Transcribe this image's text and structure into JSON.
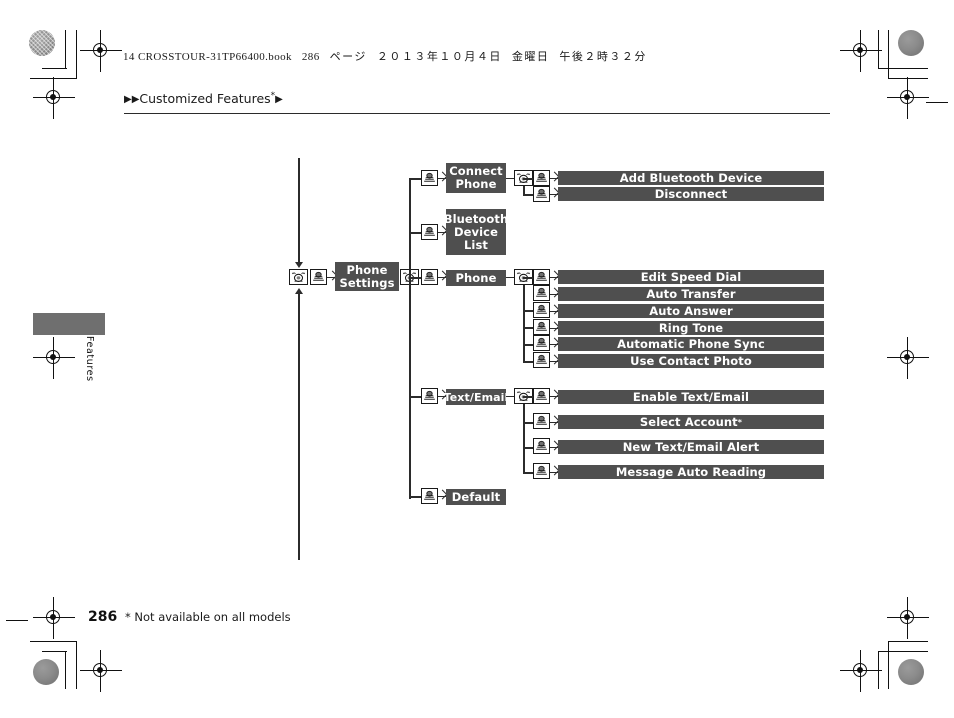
{
  "header": {
    "book_file": "14 CROSSTOUR-31TP66400.book",
    "page_label": "286",
    "page_unit_jp": "ページ",
    "date_jp": "２０１３年１０月４日",
    "weekday_jp": "金曜日",
    "time_jp": "午後２時３２分",
    "breadcrumb_prefix": "▶▶",
    "breadcrumb_title": "Customized Features",
    "breadcrumb_star": "*",
    "breadcrumb_suffix": "▶"
  },
  "side_tab": {
    "label": "Features"
  },
  "footer": {
    "page_number": "286",
    "footnote": "* Not available on all models"
  },
  "colors": {
    "node_fill": "#4f4f4f",
    "node_text": "#ffffff",
    "line": "#2b2b2b",
    "side_tab": "#6f6f6f"
  },
  "icons": {
    "dial": "rotary-dial-knob-icon",
    "push": "push-select-knob-icon",
    "chevron": "chevron-right-arrow-icon",
    "arrow_down": "arrow-down-icon",
    "arrow_up": "arrow-up-icon"
  },
  "diagram": {
    "root": {
      "label": "Phone\nSettings",
      "label_line1": "Phone",
      "label_line2": "Settings"
    },
    "level1": [
      {
        "id": "connect-phone",
        "label_line1": "Connect",
        "label_line2": "Phone",
        "lines": 2
      },
      {
        "id": "bluetooth-device-list",
        "label_line1": "Bluetooth",
        "label_line2": "Device",
        "label_line3": "List",
        "lines": 3
      },
      {
        "id": "phone",
        "label_line1": "Phone",
        "lines": 1
      },
      {
        "id": "text-email",
        "label_line1": "Text/Email",
        "lines": 1
      },
      {
        "id": "default",
        "label_line1": "Default",
        "lines": 1
      }
    ],
    "connect_phone_children": [
      {
        "id": "add-bluetooth-device",
        "label": "Add Bluetooth Device"
      },
      {
        "id": "disconnect",
        "label": "Disconnect"
      }
    ],
    "phone_children": [
      {
        "id": "edit-speed-dial",
        "label": "Edit Speed Dial"
      },
      {
        "id": "auto-transfer",
        "label": "Auto Transfer"
      },
      {
        "id": "auto-answer",
        "label": "Auto Answer"
      },
      {
        "id": "ring-tone",
        "label": "Ring Tone"
      },
      {
        "id": "automatic-phone-sync",
        "label": "Automatic Phone Sync"
      },
      {
        "id": "use-contact-photo",
        "label": "Use Contact Photo"
      }
    ],
    "text_email_children": [
      {
        "id": "enable-text-email",
        "label": "Enable Text/Email",
        "star": ""
      },
      {
        "id": "select-account",
        "label": "Select Account",
        "star": "*"
      },
      {
        "id": "new-text-email-alert",
        "label": "New Text/Email Alert",
        "star": ""
      },
      {
        "id": "message-auto-reading",
        "label": "Message Auto Reading",
        "star": ""
      }
    ]
  }
}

| Requirements |
Leave the pictures out, and transcribe each of the records exactly.

| Written solution |
Transcribe this image's text and structure into JSON.
{
  "header": {
    "book_file": "14 CROSSTOUR-31TP66400.book",
    "page_label": "286",
    "page_unit_jp": "ページ",
    "date_jp": "２０１３年１０月４日",
    "weekday_jp": "金曜日",
    "time_jp": "午後２時３２分",
    "breadcrumb_prefix": "▶▶",
    "breadcrumb_title": "Customized Features",
    "breadcrumb_star": "*",
    "breadcrumb_suffix": "▶"
  },
  "side_tab": {
    "label": "Features"
  },
  "footer": {
    "page_number": "286",
    "footnote": "* Not available on all models"
  },
  "colors": {
    "node_fill": "#4f4f4f",
    "node_text": "#ffffff",
    "line": "#2b2b2b",
    "side_tab": "#6f6f6f"
  },
  "icons": {
    "dial": "rotary-dial-knob-icon",
    "push": "push-select-knob-icon",
    "chevron": "chevron-right-arrow-icon",
    "arrow_down": "arrow-down-icon",
    "arrow_up": "arrow-up-icon"
  },
  "diagram": {
    "root": {
      "label": "Phone\nSettings",
      "label_line1": "Phone",
      "label_line2": "Settings"
    },
    "level1": [
      {
        "id": "connect-phone",
        "label_line1": "Connect",
        "label_line2": "Phone",
        "lines": 2
      },
      {
        "id": "bluetooth-device-list",
        "label_line1": "Bluetooth",
        "label_line2": "Device",
        "label_line3": "List",
        "lines": 3
      },
      {
        "id": "phone",
        "label_line1": "Phone",
        "lines": 1
      },
      {
        "id": "text-email",
        "label_line1": "Text/Email",
        "lines": 1
      },
      {
        "id": "default",
        "label_line1": "Default",
        "lines": 1
      }
    ],
    "connect_phone_children": [
      {
        "id": "add-bluetooth-device",
        "label": "Add Bluetooth Device"
      },
      {
        "id": "disconnect",
        "label": "Disconnect"
      }
    ],
    "phone_children": [
      {
        "id": "edit-speed-dial",
        "label": "Edit Speed Dial"
      },
      {
        "id": "auto-transfer",
        "label": "Auto Transfer"
      },
      {
        "id": "auto-answer",
        "label": "Auto Answer"
      },
      {
        "id": "ring-tone",
        "label": "Ring Tone"
      },
      {
        "id": "automatic-phone-sync",
        "label": "Automatic Phone Sync"
      },
      {
        "id": "use-contact-photo",
        "label": "Use Contact Photo"
      }
    ],
    "text_email_children": [
      {
        "id": "enable-text-email",
        "label": "Enable Text/Email",
        "star": ""
      },
      {
        "id": "select-account",
        "label": "Select Account",
        "star": "*"
      },
      {
        "id": "new-text-email-alert",
        "label": "New Text/Email Alert",
        "star": ""
      },
      {
        "id": "message-auto-reading",
        "label": "Message Auto Reading",
        "star": ""
      }
    ]
  }
}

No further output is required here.